* START *
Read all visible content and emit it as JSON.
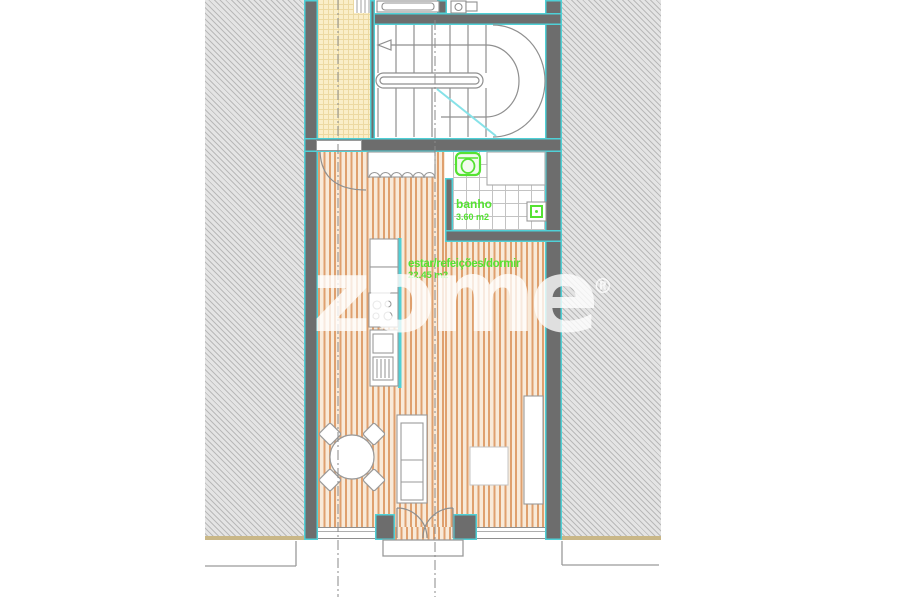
{
  "document": {
    "type": "architectural-floor-plan",
    "style": "CAD drawing"
  },
  "rooms": {
    "bathroom": {
      "label": "banho",
      "area": "3.60 m2"
    },
    "living": {
      "label": "estar/refeições/dormir",
      "area": "22.45 m2"
    }
  },
  "watermark": {
    "text": "zome",
    "reg": "®"
  },
  "palette": {
    "wall_fill": "#6d6d6d",
    "wall_face": "#4fd0d6",
    "label_green": "#55e232",
    "wood_stripe": "#dfa06e",
    "wood_base": "#f8ead9",
    "patio_yellow": "#faeec8",
    "hatch_grey": "#b9b9b9",
    "ground_sand": "#c9b787",
    "section_cyan": "#86e2e8"
  }
}
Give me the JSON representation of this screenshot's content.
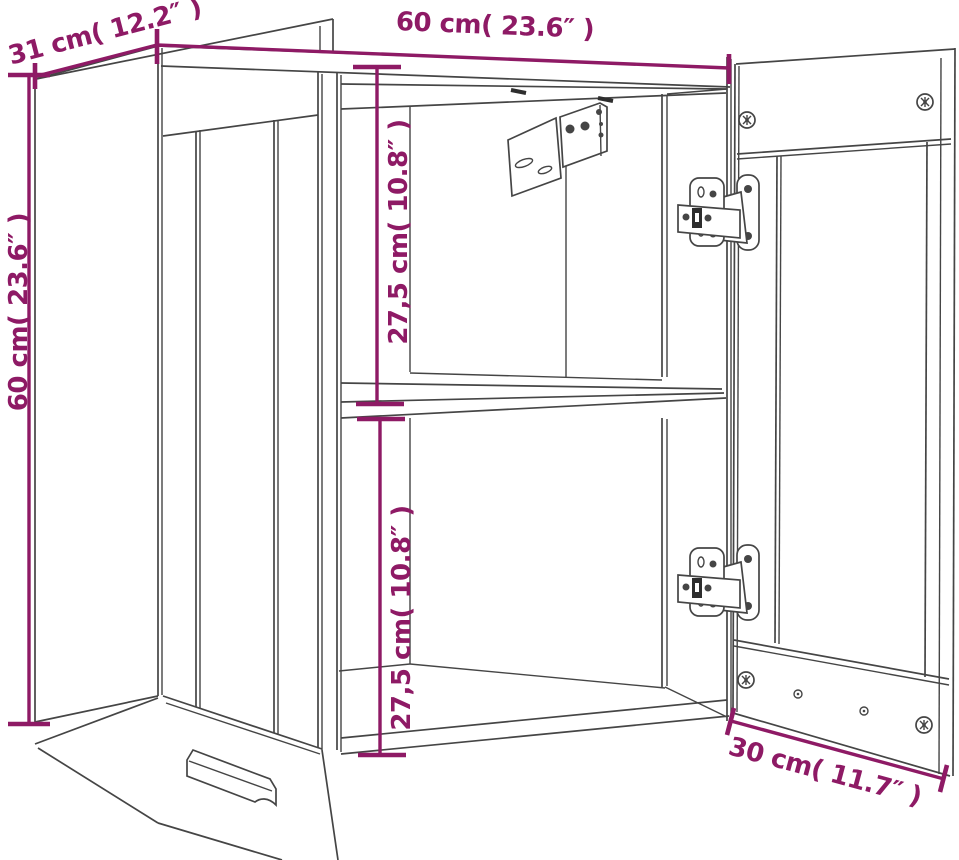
{
  "diagram": {
    "colors": {
      "dimension": "#8e1a65",
      "line": "#454545",
      "background": "#ffffff"
    },
    "dimensions": {
      "depth_top_left": {
        "label": "31 cm( 12.2″ )",
        "value_cm": "31",
        "value_in": "12.2"
      },
      "width_top": {
        "label": "60 cm( 23.6″ )",
        "value_cm": "60",
        "value_in": "23.6"
      },
      "height_left": {
        "label": "60 cm( 23.6″ )",
        "value_cm": "60",
        "value_in": "23.6"
      },
      "upper_compartment": {
        "label": "27,5 cm( 10.8″ )",
        "value_cm": "27,5",
        "value_in": "10.8"
      },
      "lower_compartment": {
        "label": "27,5 cm( 10.8″ )",
        "value_cm": "27,5",
        "value_in": "10.8"
      },
      "door_width_bottom": {
        "label": "30 cm( 11.7″ )",
        "value_cm": "30",
        "value_in": "11.7"
      }
    }
  }
}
* END *
EXERCISE DESCRIPTION.
Count each line above in which the string "JSON" appears, then state only the total.

SOLUTION TO THE PROBLEM.
2